▶ [EXERCISE DETAILS] Take the records underneath and set them down exactly.

──────── LISTED RECORDS ────────

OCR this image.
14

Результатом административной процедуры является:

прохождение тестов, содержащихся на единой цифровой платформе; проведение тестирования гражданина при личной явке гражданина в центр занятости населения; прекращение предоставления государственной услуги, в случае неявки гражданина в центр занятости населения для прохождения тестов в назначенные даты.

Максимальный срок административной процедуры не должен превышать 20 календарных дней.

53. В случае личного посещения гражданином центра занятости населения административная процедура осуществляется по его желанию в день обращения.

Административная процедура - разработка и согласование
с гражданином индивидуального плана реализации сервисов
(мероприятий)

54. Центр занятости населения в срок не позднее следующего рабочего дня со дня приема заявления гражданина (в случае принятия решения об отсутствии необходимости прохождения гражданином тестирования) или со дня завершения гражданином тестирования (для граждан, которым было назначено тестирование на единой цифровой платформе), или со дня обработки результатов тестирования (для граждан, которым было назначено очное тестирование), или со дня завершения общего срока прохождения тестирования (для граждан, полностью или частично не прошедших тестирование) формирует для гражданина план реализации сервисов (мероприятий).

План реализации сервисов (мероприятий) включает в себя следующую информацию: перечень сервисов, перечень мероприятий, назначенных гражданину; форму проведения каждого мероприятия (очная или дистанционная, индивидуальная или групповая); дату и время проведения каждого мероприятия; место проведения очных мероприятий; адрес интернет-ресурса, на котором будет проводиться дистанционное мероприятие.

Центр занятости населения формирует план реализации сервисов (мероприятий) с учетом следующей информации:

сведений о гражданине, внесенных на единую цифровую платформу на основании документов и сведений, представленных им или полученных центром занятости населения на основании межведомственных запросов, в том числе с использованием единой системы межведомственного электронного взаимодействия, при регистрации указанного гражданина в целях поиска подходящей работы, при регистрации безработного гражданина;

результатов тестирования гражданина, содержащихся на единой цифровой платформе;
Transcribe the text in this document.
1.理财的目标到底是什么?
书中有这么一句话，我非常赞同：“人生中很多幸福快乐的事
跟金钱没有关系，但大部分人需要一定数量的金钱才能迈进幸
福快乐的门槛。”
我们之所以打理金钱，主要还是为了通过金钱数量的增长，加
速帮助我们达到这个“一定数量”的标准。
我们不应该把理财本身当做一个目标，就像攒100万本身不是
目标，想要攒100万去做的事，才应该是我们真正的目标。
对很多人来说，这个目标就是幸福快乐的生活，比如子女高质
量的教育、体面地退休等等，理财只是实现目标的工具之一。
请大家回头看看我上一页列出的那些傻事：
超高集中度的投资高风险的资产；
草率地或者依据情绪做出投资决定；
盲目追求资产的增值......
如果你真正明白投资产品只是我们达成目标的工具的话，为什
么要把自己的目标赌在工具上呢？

────────

▶ [RESULT]
OCR this image.
14

Результатом административной процедуры является:

прохождение тестов, содержащихся на единой цифровой платформе; проведение тестирования гражданина при личной явке гражданина в центр занятости населения; прекращение предоставления государственной услуги, в случае неявки гражданина в центр занятости населения для прохождения тестов в назначенные даты.

Максимальный срок административной процедуры не должен превышать 20 календарных дней.

53. В случае личного посещения гражданином центра занятости населения административная процедура осуществляется по его желанию в день обращения.

Административная процедура - разработка и согласование
с гражданином индивидуального плана реализации сервисов
(мероприятий)

54. Центр занятости населения в срок не позднее следующего рабочего дня со дня приема заявления гражданина (в случае принятия решения об отсутствии необходимости прохождения гражданином тестирования) или со дня завершения гражданином тестирования (для граждан, которым было назначено тестирование на единой цифровой платформе), или со дня обработки результатов тестирования (для граждан, которым было назначено очное тестирование), или со дня завершения общего срока прохождения тестирования (для граждан, полностью или частично не прошедших тестирование) формирует для гражданина план реализации сервисов (мероприятий).

План реализации сервисов (мероприятий) включает в себя следующую информацию: перечень сервисов, перечень мероприятий, назначенных гражданину; форму проведения каждого мероприятия (очная или дистанционная, индивидуальная или групповая); дату и время проведения каждого мероприятия; место проведения очных мероприятий; адрес интернет-ресурса, на котором будет проводиться дистанционное мероприятие.

Центр занятости населения формирует план реализации сервисов (мероприятий) с учетом следующей информации:

сведений о гражданине, внесенных на единую цифровую платформу на основании документов и сведений, представленных им или полученных центром занятости населения на основании межведомственных запросов, в том числе с использованием единой системы межведомственного электронного взаимодействия, при регистрации указанного гражданина в целях поиска подходящей работы, при регистрации безработного гражданина;

результатов тестирования гражданина, содержащихся на единой цифровой платформе;
Transcribe the text in this document.
1.理财的目标到底是什么?
书中有这么一句话，我非常赞同：“人生中很多幸福快乐的事
跟金钱没有关系，但大部分人需要一定数量的金钱才能迈进幸
福快乐的门槛。”
我们之所以打理金钱，主要还是为了通过金钱数量的增长，加
速帮助我们达到这个“一定数量”的标准。
我们不应该把理财本身当做一个目标，就像攒100万本身不是
目标，想要攒100万去做的事，才应该是我们真正的目标。
对很多人来说，这个目标就是幸福快乐的生活，比如子女高质
量的教育、体面地退休等等，理财只是实现目标的工具之一。
请大家回头看看我上一页列出的那些傻事：
超高集中度的投资高风险的资产；
草率地或者依据情绪做出投资决定；
盲目追求资产的增值......
如果你真正明白投资产品只是我们达成目标的工具的话，为什
么要把自己的目标赌在工具上呢？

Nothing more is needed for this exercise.